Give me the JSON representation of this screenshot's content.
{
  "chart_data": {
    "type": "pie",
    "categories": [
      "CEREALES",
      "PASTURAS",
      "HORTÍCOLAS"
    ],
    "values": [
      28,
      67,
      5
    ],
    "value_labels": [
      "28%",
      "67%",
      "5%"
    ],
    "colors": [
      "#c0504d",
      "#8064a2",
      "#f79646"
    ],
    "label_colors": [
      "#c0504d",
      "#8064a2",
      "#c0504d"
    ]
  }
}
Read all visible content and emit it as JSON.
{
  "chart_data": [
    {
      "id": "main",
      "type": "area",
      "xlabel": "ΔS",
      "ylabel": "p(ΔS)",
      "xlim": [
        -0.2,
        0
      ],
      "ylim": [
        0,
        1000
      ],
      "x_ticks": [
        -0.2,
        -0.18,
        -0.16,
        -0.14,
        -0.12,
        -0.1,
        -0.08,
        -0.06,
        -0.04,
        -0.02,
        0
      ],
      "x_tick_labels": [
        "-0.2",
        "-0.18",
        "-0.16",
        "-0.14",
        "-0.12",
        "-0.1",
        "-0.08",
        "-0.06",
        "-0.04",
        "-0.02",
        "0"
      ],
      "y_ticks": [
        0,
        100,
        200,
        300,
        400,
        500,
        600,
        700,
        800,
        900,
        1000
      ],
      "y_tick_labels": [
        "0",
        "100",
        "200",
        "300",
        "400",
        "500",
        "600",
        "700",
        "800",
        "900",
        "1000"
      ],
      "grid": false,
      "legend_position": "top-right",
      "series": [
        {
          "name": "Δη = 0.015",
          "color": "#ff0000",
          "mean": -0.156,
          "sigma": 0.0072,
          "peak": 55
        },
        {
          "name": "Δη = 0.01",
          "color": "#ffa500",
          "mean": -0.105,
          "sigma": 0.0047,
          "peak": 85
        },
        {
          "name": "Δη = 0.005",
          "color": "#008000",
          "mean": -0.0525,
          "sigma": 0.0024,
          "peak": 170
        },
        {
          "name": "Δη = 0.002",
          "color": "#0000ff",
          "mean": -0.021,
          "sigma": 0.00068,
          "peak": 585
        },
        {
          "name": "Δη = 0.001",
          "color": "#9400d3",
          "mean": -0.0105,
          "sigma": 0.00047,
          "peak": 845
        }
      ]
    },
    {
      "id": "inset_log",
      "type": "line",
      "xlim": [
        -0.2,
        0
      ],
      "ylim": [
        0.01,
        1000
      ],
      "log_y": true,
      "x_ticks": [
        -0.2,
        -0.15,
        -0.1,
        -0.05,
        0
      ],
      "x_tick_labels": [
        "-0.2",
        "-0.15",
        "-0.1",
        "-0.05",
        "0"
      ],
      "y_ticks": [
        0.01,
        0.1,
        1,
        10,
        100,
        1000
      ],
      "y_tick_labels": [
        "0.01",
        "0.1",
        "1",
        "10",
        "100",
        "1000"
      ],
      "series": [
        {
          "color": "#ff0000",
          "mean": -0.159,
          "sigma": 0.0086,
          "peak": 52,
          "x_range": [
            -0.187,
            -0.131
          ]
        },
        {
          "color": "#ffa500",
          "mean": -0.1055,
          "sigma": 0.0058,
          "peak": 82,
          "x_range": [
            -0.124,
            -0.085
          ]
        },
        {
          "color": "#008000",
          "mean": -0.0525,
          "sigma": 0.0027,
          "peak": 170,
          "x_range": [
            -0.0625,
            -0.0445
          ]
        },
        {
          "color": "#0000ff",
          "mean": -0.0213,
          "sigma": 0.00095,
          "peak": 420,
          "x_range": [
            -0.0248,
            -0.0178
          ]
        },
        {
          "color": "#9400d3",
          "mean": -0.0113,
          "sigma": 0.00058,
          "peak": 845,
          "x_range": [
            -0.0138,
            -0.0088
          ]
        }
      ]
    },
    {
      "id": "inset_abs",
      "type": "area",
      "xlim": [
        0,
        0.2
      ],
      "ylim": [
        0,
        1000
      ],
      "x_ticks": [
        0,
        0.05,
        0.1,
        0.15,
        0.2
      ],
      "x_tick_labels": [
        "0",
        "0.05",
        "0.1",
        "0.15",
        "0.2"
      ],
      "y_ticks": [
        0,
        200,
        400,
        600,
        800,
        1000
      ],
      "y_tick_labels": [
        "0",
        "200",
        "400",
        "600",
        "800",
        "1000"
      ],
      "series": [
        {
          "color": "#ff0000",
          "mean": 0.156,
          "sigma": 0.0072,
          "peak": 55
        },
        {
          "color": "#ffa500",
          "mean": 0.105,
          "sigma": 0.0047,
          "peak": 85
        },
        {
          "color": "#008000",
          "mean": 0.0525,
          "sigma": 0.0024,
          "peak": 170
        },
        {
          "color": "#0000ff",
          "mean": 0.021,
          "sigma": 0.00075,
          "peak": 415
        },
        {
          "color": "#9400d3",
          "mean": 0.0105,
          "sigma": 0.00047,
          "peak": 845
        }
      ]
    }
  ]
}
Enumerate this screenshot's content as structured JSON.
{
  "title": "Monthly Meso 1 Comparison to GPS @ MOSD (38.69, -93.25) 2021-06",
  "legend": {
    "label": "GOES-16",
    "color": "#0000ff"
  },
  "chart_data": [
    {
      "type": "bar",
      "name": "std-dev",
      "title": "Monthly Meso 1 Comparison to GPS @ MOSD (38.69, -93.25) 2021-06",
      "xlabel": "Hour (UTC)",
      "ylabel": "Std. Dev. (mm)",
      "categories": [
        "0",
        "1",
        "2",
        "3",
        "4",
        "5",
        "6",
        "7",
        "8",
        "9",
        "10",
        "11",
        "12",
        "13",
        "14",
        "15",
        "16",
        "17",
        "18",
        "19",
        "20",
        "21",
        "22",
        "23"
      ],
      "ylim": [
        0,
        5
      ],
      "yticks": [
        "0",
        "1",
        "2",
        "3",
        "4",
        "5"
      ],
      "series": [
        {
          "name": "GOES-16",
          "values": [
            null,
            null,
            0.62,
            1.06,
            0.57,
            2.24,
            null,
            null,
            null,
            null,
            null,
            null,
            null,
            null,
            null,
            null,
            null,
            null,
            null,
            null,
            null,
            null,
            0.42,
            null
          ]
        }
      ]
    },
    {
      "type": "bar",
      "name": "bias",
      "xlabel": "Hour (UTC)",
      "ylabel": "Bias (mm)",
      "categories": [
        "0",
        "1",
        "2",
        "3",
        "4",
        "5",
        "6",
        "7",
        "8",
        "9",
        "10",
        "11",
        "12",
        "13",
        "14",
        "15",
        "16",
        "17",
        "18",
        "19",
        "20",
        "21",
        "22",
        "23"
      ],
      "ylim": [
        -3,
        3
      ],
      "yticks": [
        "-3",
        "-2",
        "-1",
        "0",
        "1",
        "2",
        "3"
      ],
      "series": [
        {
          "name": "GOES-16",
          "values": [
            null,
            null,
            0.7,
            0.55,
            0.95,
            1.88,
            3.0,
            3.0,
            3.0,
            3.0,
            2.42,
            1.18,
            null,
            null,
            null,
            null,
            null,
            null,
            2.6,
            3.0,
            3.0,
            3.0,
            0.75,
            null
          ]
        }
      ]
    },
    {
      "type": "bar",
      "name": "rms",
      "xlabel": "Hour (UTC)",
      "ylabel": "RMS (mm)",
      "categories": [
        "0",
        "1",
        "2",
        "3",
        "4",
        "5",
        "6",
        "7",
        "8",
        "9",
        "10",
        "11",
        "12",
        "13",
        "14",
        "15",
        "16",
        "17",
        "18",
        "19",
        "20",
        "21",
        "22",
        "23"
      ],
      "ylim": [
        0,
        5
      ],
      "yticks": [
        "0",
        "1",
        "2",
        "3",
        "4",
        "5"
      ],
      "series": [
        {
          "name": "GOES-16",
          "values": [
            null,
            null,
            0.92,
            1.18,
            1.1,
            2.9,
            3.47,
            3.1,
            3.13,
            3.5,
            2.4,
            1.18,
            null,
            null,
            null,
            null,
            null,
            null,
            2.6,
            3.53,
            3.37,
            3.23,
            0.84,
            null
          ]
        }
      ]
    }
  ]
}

What is expected:
Check the records above line by line and tally those holding the string "Meso". Answer with the number only.

Exercise response:
2